"""

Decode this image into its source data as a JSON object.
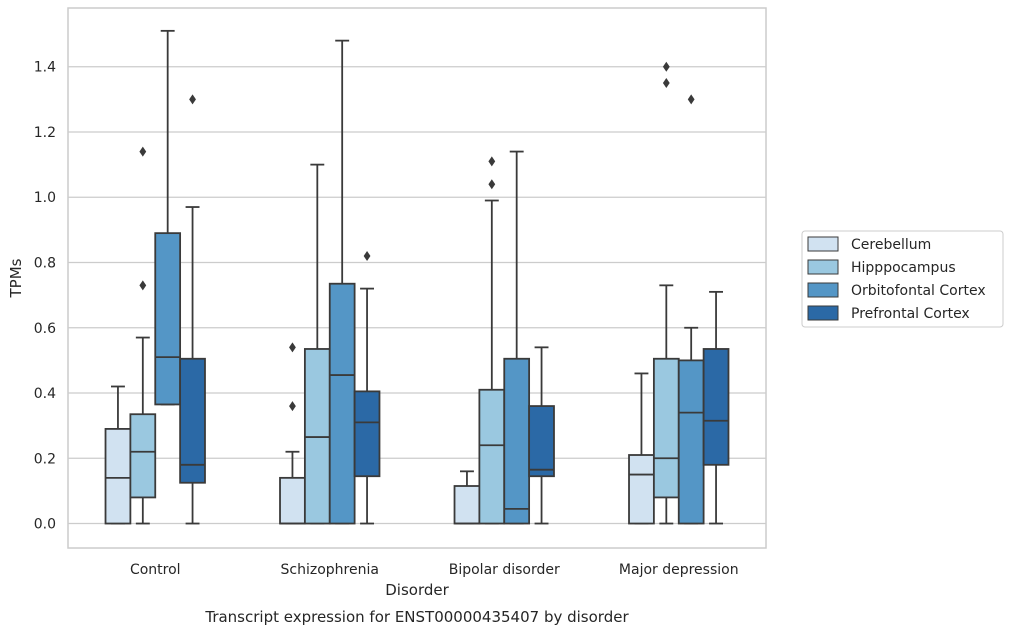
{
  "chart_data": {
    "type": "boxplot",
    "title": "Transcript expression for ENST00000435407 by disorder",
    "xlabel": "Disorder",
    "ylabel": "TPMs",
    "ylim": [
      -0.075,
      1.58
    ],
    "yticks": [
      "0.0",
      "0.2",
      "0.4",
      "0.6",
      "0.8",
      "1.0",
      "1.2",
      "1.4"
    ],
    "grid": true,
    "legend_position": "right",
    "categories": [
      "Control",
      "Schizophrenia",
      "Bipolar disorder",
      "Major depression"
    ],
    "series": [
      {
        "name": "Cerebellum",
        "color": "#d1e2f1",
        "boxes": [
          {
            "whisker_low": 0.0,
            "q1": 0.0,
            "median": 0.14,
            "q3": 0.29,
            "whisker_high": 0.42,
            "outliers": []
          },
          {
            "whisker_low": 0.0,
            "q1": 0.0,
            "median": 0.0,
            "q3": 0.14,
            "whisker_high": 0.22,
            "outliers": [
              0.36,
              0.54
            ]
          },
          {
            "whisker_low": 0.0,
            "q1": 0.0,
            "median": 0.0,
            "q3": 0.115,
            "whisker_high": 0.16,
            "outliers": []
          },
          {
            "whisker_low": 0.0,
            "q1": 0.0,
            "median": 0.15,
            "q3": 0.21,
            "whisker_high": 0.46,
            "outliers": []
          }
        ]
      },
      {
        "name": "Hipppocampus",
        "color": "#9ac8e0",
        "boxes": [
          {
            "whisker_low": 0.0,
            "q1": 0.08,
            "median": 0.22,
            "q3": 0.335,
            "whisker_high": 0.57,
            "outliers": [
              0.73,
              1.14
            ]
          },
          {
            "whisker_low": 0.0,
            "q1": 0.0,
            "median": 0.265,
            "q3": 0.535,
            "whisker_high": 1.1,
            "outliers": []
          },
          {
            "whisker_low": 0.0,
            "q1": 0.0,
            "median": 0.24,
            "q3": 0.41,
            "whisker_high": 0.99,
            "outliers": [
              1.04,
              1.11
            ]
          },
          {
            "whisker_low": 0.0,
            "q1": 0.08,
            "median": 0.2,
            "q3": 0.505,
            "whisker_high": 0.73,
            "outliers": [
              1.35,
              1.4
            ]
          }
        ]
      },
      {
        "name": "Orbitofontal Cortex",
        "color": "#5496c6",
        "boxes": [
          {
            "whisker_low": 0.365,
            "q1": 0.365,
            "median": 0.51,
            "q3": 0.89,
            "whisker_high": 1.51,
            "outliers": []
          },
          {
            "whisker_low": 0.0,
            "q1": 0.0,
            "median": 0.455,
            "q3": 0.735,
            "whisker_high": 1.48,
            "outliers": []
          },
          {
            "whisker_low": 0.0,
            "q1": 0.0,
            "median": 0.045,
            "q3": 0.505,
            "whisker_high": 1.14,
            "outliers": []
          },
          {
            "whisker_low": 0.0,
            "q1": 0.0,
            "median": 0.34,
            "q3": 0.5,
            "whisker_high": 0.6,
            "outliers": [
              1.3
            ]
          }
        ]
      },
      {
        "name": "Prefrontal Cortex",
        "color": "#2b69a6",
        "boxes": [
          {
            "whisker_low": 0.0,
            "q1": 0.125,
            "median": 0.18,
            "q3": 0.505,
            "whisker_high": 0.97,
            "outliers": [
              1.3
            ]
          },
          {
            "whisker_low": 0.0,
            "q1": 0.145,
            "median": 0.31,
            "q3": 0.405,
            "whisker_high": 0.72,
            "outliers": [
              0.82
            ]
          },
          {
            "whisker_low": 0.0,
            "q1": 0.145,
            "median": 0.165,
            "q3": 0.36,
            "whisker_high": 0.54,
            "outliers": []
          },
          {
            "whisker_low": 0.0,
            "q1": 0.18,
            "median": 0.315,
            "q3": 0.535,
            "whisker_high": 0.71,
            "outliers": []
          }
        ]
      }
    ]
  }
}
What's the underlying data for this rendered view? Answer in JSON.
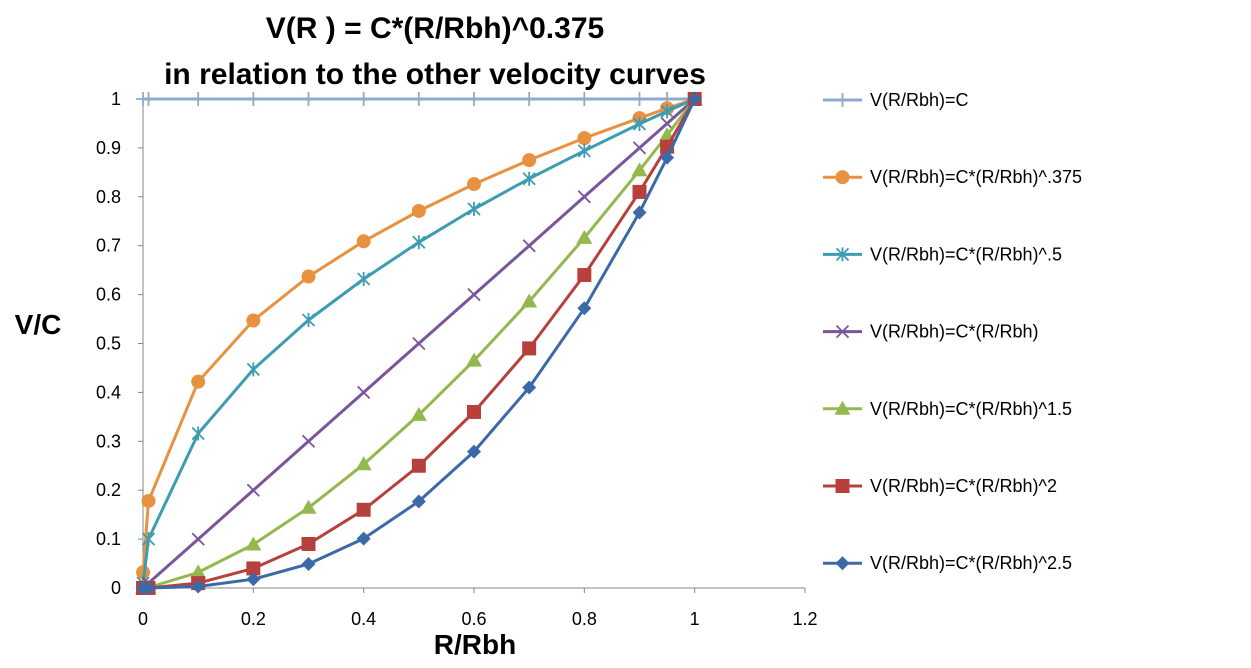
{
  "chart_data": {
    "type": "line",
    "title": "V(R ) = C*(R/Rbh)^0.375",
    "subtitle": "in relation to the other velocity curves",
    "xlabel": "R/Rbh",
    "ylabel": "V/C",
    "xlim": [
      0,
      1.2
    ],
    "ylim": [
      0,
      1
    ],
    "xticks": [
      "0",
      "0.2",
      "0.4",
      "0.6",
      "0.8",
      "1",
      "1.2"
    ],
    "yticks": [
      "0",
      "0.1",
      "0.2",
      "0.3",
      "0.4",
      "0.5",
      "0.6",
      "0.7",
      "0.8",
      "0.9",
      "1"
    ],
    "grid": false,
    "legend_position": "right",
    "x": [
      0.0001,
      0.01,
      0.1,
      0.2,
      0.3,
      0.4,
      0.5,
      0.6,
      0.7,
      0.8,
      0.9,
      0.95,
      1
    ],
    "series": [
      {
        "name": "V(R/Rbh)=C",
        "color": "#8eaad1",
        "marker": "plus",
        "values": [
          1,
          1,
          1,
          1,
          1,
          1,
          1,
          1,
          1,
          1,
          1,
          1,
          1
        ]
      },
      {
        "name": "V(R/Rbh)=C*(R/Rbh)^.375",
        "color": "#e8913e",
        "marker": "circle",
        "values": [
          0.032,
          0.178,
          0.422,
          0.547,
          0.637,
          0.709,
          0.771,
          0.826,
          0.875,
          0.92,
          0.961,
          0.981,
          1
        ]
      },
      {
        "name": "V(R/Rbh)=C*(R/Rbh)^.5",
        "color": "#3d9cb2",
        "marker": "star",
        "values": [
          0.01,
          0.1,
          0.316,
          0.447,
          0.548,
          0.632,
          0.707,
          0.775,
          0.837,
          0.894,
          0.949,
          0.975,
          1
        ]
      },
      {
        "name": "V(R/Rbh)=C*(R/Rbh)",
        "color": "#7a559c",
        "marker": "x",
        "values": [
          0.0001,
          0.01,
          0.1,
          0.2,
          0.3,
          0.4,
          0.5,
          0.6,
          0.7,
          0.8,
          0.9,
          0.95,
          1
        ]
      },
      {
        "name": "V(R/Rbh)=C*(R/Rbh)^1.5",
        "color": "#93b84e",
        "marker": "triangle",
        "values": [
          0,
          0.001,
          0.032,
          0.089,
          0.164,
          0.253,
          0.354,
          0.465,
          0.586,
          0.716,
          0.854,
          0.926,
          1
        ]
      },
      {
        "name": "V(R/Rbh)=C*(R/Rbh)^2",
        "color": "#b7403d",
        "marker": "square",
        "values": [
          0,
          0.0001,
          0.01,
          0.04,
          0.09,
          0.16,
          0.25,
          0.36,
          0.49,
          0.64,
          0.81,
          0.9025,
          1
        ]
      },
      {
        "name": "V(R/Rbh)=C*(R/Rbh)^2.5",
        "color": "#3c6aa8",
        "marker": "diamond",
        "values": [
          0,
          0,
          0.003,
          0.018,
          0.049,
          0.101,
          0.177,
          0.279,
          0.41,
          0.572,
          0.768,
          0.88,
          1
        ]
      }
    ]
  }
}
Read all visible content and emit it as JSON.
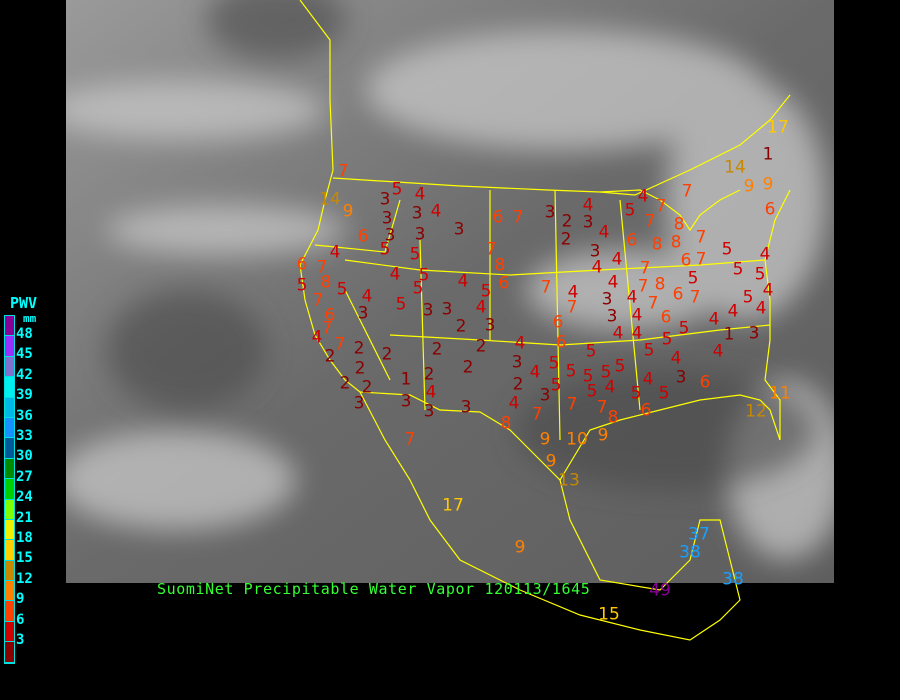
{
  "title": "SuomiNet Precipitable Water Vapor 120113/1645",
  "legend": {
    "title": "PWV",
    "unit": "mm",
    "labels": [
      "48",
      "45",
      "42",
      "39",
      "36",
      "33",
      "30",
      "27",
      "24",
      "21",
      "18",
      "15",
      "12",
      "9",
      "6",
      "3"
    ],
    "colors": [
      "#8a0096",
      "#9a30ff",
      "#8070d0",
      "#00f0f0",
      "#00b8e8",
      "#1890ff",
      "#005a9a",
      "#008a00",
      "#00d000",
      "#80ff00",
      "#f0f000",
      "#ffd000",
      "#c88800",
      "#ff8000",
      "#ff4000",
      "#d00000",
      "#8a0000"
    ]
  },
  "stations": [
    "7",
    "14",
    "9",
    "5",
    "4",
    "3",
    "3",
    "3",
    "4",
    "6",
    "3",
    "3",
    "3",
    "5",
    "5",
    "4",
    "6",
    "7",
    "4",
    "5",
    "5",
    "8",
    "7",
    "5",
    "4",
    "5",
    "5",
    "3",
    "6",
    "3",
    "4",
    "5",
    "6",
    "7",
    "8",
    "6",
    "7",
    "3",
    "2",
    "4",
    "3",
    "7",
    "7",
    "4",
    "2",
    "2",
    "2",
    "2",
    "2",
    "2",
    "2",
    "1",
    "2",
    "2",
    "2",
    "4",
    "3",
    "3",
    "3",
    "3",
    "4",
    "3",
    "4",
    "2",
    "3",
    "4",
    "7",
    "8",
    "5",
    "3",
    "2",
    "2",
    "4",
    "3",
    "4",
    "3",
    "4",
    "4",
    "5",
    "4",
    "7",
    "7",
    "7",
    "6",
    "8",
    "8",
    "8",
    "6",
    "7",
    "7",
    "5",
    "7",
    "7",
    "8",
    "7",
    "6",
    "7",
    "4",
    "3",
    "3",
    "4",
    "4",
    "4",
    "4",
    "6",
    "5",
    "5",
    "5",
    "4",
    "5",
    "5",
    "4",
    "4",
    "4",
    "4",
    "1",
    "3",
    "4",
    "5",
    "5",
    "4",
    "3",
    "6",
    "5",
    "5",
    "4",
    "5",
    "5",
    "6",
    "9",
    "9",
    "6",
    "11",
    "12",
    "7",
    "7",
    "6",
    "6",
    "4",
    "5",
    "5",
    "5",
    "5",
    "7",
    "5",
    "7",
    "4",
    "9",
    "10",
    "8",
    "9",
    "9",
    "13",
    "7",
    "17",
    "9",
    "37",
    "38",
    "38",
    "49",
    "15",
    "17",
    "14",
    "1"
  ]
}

"""

• To be done: Locate all lines in the listing above with the word "this". Copy them.

• Full answer:
Decode this image into its source data as a JSON object.
What's the underlying data for this rendered view? Answer in JSON.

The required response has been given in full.